- _PROBLEM TO WORK ON_
Please transcribe the data below exactly. Leave the pictures out.

- _TASK INPUT_
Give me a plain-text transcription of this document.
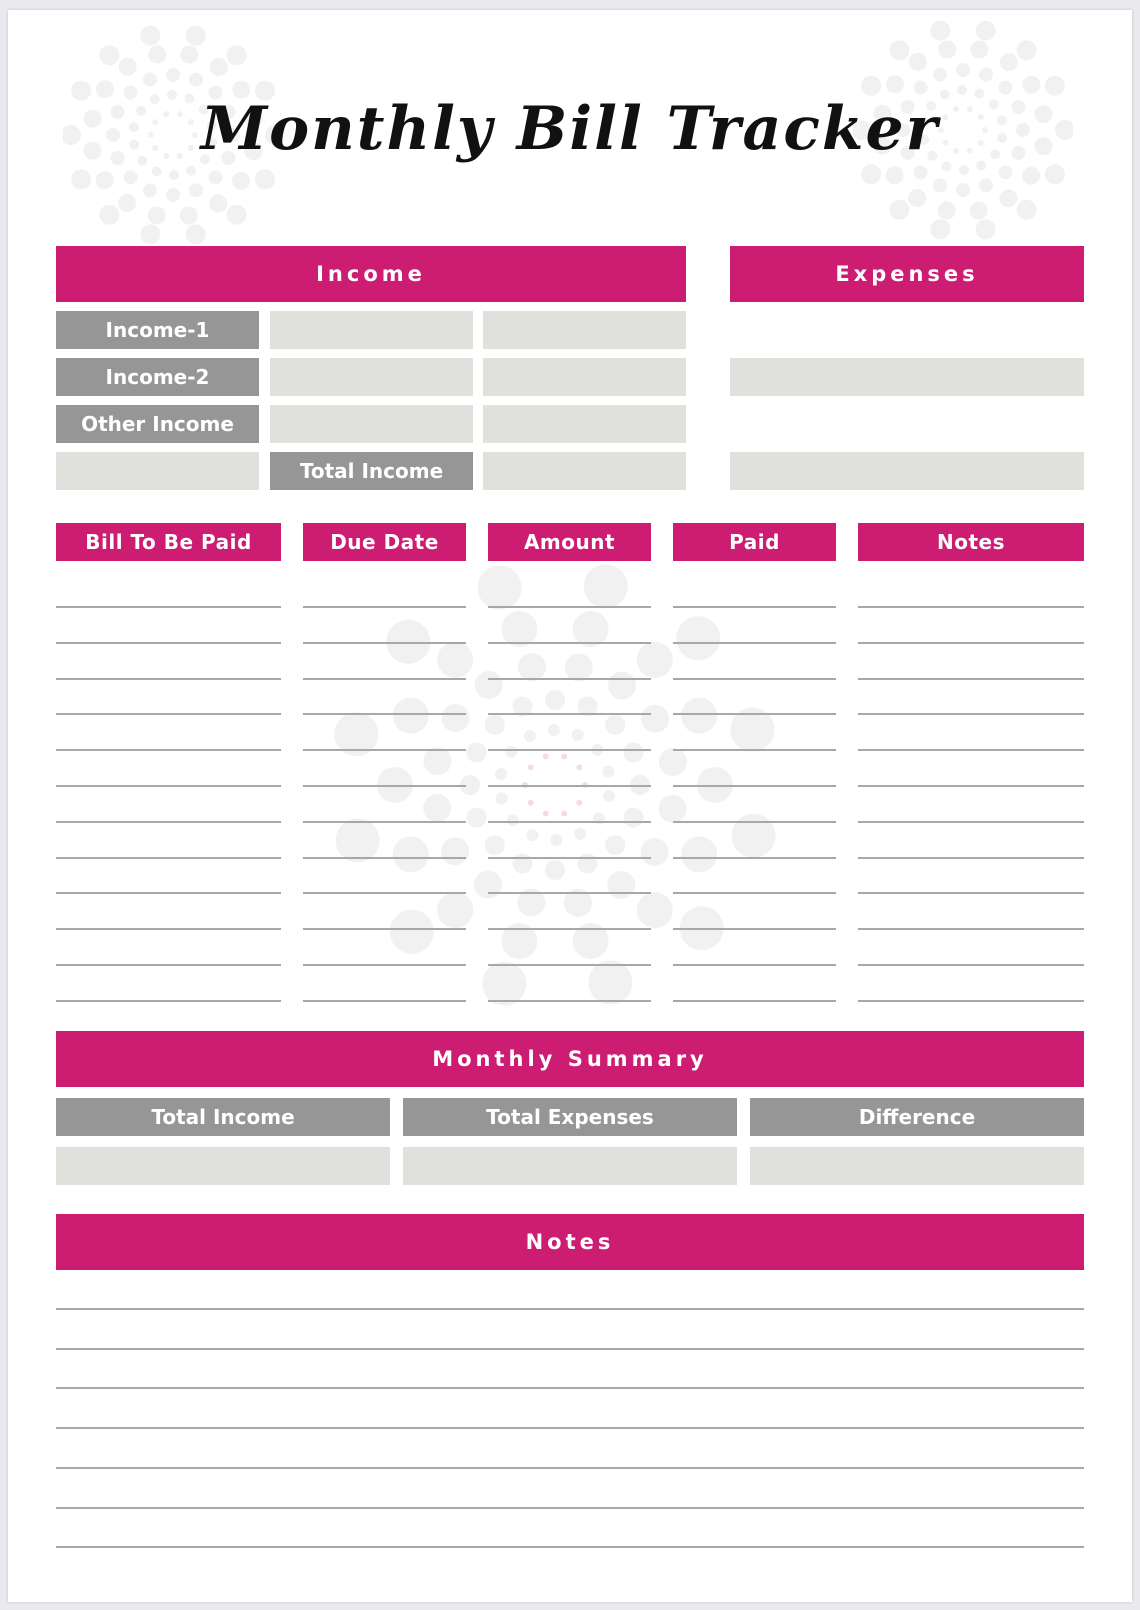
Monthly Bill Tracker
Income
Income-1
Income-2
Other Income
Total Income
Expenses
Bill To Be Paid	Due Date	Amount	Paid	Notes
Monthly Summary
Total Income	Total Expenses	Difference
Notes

- _EXPECTED OUTPUT_
Give me a plain-text transcription of this document.
Monthly Bill Tracker
Income
Income-1
Income-2
Other Income
Total Income
Expenses
Bill To Be Paid	Due Date	Amount	Paid	Notes
Monthly Summary
Total Income	Total Expenses	Difference
Notes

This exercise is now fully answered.